EXERCISE GOAL >> From the entries below, extract every line that includes the word "this".

INPUT ROWS >>

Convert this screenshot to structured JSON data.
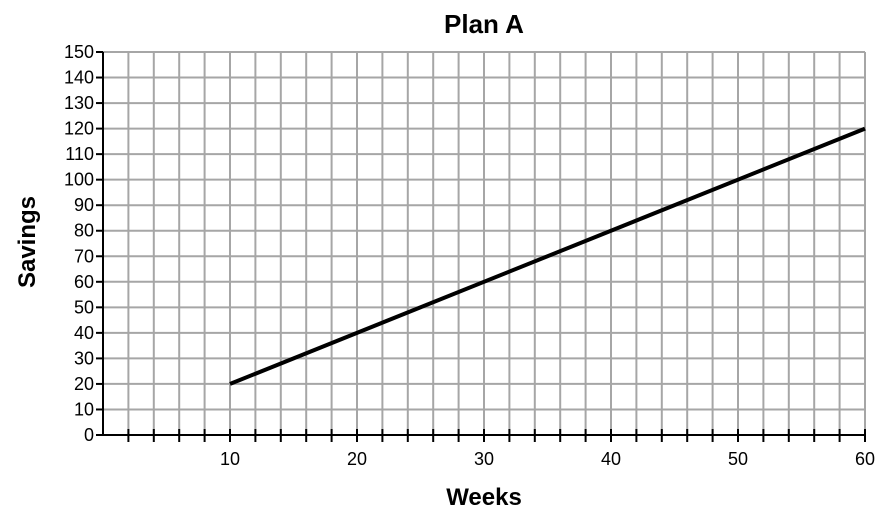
{
  "chart_data": {
    "type": "line",
    "title": "Plan A",
    "xlabel": "Weeks",
    "ylabel": "Savings",
    "xlim": [
      0,
      60
    ],
    "ylim": [
      0,
      150
    ],
    "x_grid_step": 2,
    "y_grid_step": 10,
    "x_tick_labels": [
      10,
      20,
      30,
      40,
      50,
      60
    ],
    "y_tick_labels": [
      0,
      10,
      20,
      30,
      40,
      50,
      60,
      70,
      80,
      90,
      100,
      110,
      120,
      130,
      140,
      150
    ],
    "grid": true,
    "legend": "none",
    "series": [
      {
        "x": [
          10,
          60
        ],
        "y": [
          20,
          120
        ]
      }
    ]
  },
  "colors": {
    "grid": "#a6a6a6",
    "axis": "#000000",
    "series": "#000000"
  }
}
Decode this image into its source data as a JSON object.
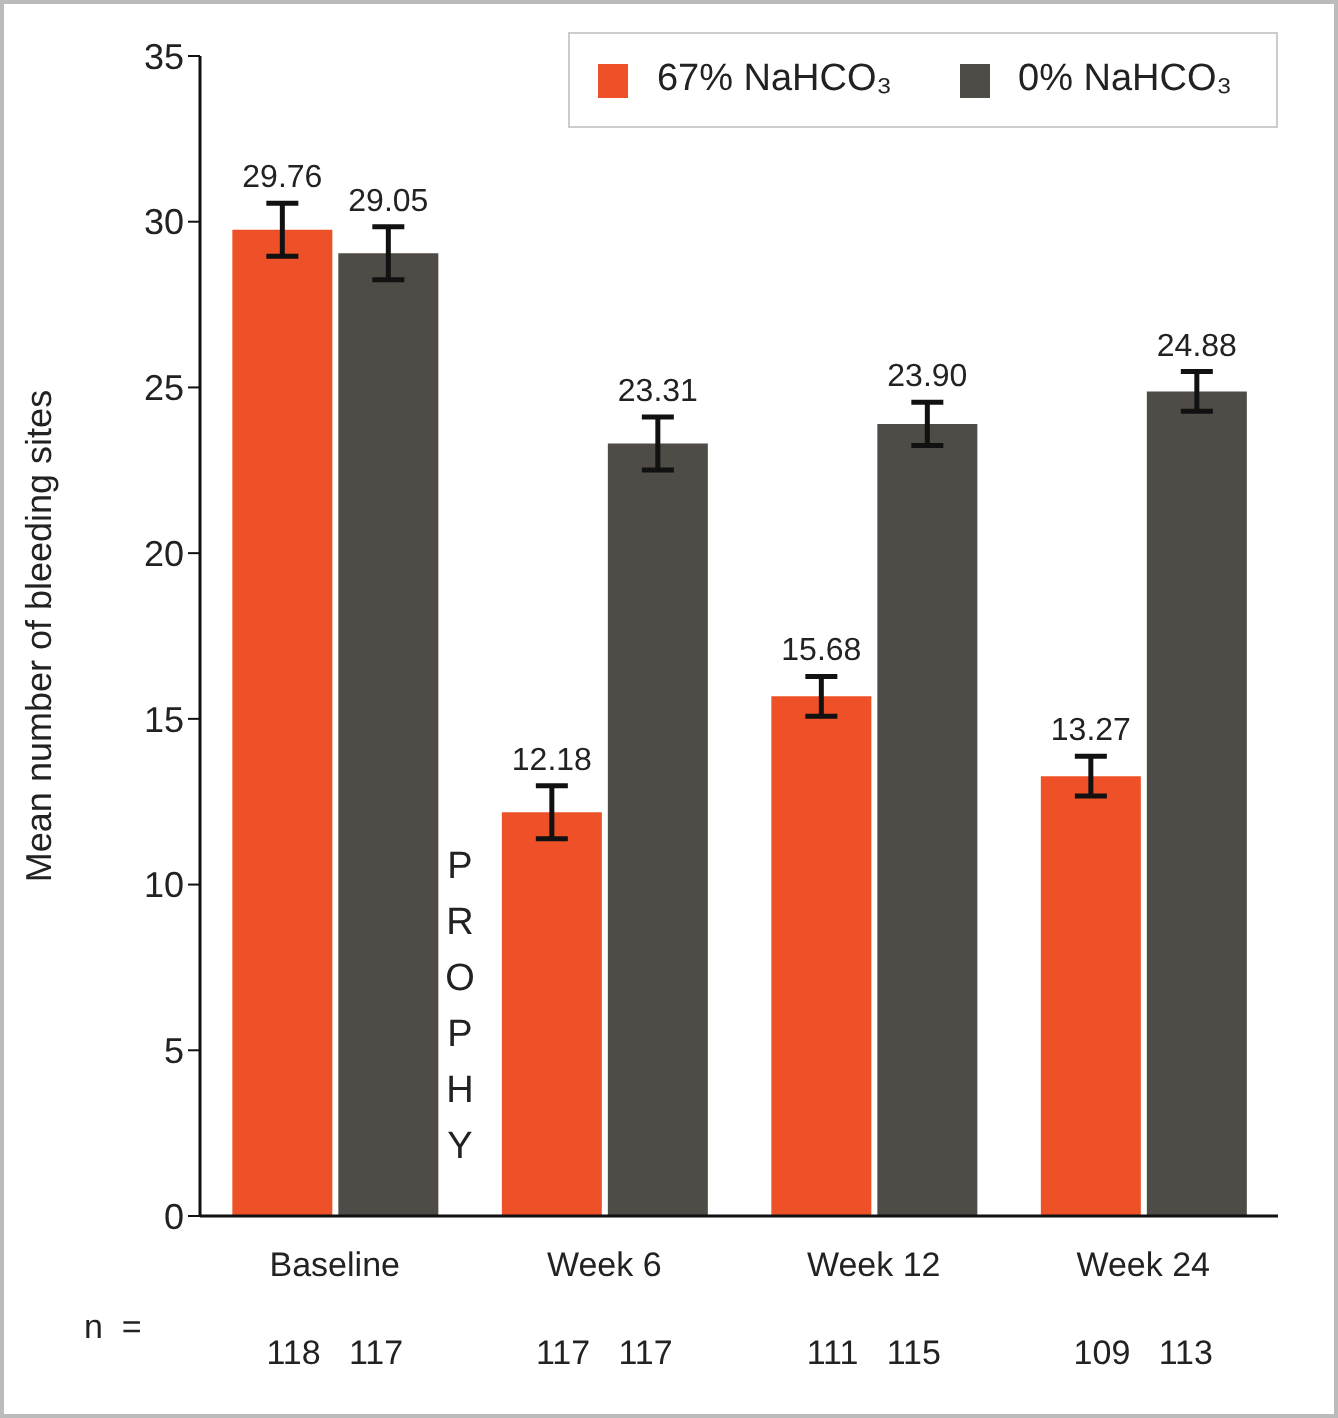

ANSWER FOR THE TASK >>
Convert this screenshot to structured JSON data.
Decode this image into its source data as a JSON object.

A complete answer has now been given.